• **GIVEN INFORMATION**:

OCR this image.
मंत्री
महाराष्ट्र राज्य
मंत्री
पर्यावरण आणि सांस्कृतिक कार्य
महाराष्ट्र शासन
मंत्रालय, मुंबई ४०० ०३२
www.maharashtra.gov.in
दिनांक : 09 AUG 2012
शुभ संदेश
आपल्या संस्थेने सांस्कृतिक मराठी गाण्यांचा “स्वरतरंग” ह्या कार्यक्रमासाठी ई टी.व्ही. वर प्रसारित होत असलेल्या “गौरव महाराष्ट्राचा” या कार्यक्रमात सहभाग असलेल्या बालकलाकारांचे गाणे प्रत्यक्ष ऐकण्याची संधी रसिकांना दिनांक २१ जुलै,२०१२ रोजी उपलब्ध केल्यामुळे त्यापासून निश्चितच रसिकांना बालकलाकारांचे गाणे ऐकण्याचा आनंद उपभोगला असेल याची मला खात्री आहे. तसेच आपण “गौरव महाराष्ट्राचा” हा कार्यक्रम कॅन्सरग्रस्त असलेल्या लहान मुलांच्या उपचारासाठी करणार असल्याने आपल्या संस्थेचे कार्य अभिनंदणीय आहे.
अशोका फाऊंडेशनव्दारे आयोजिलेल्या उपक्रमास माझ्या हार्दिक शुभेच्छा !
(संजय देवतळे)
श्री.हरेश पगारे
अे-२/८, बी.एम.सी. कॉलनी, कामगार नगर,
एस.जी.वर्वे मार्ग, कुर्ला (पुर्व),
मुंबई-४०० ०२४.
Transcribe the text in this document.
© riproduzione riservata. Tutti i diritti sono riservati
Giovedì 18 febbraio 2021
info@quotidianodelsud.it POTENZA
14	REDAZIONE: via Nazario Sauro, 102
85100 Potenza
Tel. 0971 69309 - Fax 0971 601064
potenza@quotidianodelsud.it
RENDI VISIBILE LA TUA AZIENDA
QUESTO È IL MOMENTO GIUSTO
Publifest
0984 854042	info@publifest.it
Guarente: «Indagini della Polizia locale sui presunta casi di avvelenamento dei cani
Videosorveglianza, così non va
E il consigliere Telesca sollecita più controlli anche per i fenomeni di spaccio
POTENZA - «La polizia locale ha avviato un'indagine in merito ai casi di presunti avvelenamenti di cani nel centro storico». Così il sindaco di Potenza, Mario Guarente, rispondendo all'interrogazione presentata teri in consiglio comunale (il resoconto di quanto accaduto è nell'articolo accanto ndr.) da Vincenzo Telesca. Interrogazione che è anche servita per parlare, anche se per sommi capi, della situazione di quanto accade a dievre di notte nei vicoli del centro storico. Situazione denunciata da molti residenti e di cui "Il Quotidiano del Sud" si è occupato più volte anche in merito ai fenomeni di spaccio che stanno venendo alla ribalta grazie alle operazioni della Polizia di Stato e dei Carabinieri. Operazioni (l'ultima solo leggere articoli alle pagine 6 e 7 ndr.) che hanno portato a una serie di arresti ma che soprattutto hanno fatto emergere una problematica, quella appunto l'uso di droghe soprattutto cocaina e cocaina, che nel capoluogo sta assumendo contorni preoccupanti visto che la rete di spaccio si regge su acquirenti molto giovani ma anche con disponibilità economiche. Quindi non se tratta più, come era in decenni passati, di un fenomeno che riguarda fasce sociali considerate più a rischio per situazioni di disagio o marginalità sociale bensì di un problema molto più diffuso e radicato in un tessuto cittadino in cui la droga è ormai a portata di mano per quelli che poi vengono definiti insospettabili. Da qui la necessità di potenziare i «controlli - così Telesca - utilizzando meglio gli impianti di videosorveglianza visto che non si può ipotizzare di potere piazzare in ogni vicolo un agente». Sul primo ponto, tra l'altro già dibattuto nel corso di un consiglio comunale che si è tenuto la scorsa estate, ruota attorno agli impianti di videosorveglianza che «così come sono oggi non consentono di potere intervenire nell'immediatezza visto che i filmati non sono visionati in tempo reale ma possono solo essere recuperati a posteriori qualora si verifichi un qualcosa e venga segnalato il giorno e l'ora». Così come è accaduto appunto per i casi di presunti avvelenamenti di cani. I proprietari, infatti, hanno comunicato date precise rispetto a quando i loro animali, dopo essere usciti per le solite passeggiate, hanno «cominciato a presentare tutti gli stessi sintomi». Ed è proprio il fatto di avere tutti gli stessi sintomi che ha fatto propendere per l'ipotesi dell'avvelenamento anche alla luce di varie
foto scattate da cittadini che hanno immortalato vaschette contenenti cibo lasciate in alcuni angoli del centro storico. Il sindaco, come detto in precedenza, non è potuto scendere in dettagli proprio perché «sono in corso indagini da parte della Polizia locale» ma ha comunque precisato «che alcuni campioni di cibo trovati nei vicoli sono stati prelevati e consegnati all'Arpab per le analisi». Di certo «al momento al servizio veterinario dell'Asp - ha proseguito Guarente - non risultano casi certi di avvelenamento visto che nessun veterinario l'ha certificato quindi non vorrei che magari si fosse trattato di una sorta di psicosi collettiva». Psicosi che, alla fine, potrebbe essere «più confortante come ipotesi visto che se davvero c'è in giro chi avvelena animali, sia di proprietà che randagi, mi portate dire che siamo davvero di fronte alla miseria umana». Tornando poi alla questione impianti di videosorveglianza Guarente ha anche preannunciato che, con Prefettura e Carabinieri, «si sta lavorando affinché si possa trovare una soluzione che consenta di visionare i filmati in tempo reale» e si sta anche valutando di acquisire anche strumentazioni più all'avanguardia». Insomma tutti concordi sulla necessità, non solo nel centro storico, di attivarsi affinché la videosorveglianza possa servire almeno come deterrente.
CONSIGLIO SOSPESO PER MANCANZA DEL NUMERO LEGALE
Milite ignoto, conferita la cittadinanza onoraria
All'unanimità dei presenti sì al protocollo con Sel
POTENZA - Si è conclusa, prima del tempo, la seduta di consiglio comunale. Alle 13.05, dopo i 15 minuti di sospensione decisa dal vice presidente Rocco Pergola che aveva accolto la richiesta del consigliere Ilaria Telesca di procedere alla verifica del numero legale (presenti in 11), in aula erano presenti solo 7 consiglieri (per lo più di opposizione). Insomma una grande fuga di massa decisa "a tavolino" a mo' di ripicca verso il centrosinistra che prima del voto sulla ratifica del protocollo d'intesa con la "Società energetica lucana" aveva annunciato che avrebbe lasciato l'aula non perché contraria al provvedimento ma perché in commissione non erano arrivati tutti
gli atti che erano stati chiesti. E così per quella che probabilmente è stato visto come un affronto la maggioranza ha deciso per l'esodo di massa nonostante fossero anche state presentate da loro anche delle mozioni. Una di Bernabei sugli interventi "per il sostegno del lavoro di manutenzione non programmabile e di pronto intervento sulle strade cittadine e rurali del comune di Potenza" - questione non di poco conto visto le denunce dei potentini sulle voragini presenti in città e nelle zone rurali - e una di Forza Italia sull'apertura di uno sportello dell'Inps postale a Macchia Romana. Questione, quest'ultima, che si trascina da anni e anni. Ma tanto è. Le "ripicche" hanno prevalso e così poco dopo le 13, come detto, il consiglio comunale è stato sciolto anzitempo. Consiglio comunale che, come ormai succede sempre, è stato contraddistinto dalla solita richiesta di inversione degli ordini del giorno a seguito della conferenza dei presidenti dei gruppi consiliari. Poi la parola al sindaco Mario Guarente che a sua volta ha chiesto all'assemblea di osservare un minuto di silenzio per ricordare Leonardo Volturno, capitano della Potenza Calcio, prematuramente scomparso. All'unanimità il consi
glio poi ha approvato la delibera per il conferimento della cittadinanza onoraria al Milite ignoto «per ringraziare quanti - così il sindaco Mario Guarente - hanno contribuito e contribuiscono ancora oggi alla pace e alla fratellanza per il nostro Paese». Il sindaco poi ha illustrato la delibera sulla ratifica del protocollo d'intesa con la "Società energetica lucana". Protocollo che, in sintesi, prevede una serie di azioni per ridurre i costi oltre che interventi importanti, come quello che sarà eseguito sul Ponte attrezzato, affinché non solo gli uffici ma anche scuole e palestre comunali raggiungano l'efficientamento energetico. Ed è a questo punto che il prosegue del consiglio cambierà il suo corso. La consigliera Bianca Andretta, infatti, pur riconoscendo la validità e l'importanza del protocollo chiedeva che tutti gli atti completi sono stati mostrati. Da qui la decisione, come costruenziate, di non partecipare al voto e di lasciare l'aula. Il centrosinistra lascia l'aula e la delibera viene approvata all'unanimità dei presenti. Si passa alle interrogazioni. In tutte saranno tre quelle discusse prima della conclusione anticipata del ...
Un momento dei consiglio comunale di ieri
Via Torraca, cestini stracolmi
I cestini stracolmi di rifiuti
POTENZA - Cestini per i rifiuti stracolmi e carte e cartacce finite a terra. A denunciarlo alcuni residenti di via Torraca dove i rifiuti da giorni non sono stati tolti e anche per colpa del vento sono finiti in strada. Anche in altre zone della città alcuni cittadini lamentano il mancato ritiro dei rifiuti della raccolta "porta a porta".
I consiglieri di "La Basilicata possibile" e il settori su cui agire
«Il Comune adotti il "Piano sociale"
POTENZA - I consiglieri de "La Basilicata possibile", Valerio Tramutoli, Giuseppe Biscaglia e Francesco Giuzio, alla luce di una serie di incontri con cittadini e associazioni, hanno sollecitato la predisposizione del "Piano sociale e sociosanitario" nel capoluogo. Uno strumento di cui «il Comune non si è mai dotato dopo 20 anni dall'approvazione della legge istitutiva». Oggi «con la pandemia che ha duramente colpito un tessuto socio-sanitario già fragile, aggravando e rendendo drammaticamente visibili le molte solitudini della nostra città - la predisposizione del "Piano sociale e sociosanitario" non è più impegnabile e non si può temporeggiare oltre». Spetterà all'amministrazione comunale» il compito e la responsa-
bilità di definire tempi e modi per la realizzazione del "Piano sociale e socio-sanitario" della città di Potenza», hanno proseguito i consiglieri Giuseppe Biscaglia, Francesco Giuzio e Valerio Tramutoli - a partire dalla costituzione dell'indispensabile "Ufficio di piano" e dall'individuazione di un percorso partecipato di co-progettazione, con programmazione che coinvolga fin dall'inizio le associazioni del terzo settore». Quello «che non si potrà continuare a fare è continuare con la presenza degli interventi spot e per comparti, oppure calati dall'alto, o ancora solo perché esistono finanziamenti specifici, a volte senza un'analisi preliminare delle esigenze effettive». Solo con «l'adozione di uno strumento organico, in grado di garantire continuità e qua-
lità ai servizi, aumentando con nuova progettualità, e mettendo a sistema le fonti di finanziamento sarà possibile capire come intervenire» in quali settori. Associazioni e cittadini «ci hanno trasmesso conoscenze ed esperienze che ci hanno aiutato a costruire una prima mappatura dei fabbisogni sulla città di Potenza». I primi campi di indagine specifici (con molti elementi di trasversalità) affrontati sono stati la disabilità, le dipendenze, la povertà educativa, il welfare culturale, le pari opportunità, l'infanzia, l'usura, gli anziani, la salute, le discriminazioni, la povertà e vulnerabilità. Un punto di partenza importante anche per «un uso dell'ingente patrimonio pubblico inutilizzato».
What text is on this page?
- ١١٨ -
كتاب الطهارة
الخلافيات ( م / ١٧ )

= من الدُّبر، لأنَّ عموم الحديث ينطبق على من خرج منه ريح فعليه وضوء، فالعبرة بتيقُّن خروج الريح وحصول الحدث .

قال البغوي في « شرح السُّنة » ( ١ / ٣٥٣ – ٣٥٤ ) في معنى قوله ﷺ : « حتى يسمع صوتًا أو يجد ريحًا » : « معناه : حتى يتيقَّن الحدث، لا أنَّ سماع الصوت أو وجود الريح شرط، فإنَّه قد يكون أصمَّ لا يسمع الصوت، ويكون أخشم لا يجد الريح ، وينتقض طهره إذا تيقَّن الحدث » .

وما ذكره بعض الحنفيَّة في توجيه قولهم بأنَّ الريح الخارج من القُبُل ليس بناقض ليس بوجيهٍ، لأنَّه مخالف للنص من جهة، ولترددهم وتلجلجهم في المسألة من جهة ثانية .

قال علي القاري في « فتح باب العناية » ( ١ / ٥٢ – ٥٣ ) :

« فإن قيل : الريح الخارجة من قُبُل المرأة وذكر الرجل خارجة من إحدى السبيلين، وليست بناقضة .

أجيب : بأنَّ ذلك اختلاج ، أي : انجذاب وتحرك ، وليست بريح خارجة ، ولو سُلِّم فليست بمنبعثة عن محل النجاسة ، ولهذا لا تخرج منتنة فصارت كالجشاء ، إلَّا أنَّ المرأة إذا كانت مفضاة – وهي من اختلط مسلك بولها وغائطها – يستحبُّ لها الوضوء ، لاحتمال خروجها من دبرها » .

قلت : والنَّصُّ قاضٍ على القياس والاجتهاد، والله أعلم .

• **THE PROBLEM**:
Pull every line containing the word "cittadinanza" out of the material and copy it.

• **EXERCISE SOLUTION**:
Milite ignoto, conferita la cittadinanza onoraria
glio poi ha approvato la delibera per il conferimento della cittadinanza onoraria al Milite ignoto «per ringraziare quanti - così il sindaco Mario Guarente - hanno contribuito e contribuiscono ancora oggi alla pace e alla fratellanza per il nostro Paese». Il sindaco poi ha illustrato la delibera sulla ratifica del protocollo d'intesa con la "Società energetica lucana". Protocollo che, in sintesi, prevede una serie di azioni per ridurre i costi oltre che interventi importanti, come quello che sarà eseguito sul Ponte attrezzato, affinché non solo gli uffici ma anche scuole e palestre comunali raggiungano l'efficientamento energetico. Ed è a questo punto che il prosegue del consiglio cambierà il suo corso. La consigliera Bianca Andretta, infatti, pur riconoscendo la validità e l'importanza del protocollo chiedeva che tutti gli atti completi sono stati mostrati. Da qui la decisione, come costruenziate, di non partecipare al voto e di lasciare l'aula. Il centrosinistra lascia l'aula e la delibera viene approvata all'unanimità dei presenti. Si passa alle interrogazioni. In tutte saranno tre quelle discusse prima della conclusione anticipata del ...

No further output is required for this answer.